■ What to do:
Set down each entry from the block beneath, exactly as written.

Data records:
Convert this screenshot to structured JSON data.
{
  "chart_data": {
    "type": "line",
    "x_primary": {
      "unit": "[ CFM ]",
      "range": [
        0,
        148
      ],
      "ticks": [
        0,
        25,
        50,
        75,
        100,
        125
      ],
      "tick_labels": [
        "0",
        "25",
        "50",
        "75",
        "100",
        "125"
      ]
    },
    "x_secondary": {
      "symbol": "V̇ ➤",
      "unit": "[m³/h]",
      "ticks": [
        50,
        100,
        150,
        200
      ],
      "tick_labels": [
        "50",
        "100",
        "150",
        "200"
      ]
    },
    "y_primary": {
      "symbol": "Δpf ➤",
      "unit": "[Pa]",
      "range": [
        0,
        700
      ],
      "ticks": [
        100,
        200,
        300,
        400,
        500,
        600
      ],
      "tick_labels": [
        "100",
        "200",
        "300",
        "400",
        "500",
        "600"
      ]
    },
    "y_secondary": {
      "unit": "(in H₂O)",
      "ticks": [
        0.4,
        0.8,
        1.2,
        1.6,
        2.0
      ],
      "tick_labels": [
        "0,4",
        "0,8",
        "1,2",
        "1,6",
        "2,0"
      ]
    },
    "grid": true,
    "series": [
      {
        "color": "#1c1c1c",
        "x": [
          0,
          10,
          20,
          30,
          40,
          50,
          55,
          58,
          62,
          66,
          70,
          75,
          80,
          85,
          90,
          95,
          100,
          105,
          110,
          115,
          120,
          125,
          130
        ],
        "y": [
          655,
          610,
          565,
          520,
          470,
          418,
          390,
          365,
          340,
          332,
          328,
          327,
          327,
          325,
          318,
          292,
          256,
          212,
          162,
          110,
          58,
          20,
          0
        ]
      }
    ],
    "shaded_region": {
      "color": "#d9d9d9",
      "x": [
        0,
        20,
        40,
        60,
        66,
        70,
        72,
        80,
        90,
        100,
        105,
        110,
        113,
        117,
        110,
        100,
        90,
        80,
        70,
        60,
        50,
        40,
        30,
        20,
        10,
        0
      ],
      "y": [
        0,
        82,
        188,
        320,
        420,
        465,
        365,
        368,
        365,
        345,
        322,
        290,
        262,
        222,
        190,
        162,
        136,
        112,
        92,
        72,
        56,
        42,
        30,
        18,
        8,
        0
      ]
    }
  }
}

■ Solution for this task:
Convert this screenshot to structured JSON data.
{
  "chart_data": {
    "type": "line",
    "x_primary": {
      "unit": "[ CFM ]",
      "range": [
        0,
        148
      ],
      "ticks": [
        0,
        25,
        50,
        75,
        100,
        125
      ],
      "tick_labels": [
        "0",
        "25",
        "50",
        "75",
        "100",
        "125"
      ]
    },
    "x_secondary": {
      "symbol": "V̇ ➤",
      "unit": "[m³/h]",
      "ticks": [
        50,
        100,
        150,
        200
      ],
      "tick_labels": [
        "50",
        "100",
        "150",
        "200"
      ]
    },
    "y_primary": {
      "symbol": "Δpf ➤",
      "unit": "[Pa]",
      "range": [
        0,
        700
      ],
      "ticks": [
        100,
        200,
        300,
        400,
        500,
        600
      ],
      "tick_labels": [
        "100",
        "200",
        "300",
        "400",
        "500",
        "600"
      ]
    },
    "y_secondary": {
      "unit": "(in H₂O)",
      "ticks": [
        0.4,
        0.8,
        1.2,
        1.6,
        2.0
      ],
      "tick_labels": [
        "0,4",
        "0,8",
        "1,2",
        "1,6",
        "2,0"
      ]
    },
    "grid": true,
    "series": [
      {
        "color": "#1c1c1c",
        "x": [
          0,
          10,
          20,
          30,
          40,
          50,
          55,
          58,
          62,
          66,
          70,
          75,
          80,
          85,
          90,
          95,
          100,
          105,
          110,
          115,
          120,
          125,
          130
        ],
        "y": [
          655,
          610,
          565,
          520,
          470,
          418,
          390,
          365,
          340,
          332,
          328,
          327,
          327,
          325,
          318,
          292,
          256,
          212,
          162,
          110,
          58,
          20,
          0
        ]
      }
    ],
    "shaded_region": {
      "color": "#d9d9d9",
      "x": [
        0,
        20,
        40,
        60,
        66,
        70,
        72,
        80,
        90,
        100,
        105,
        110,
        113,
        117,
        110,
        100,
        90,
        80,
        70,
        60,
        50,
        40,
        30,
        20,
        10,
        0
      ],
      "y": [
        0,
        82,
        188,
        320,
        420,
        465,
        365,
        368,
        365,
        345,
        322,
        290,
        262,
        222,
        190,
        162,
        136,
        112,
        92,
        72,
        56,
        42,
        30,
        18,
        8,
        0
      ]
    }
  }
}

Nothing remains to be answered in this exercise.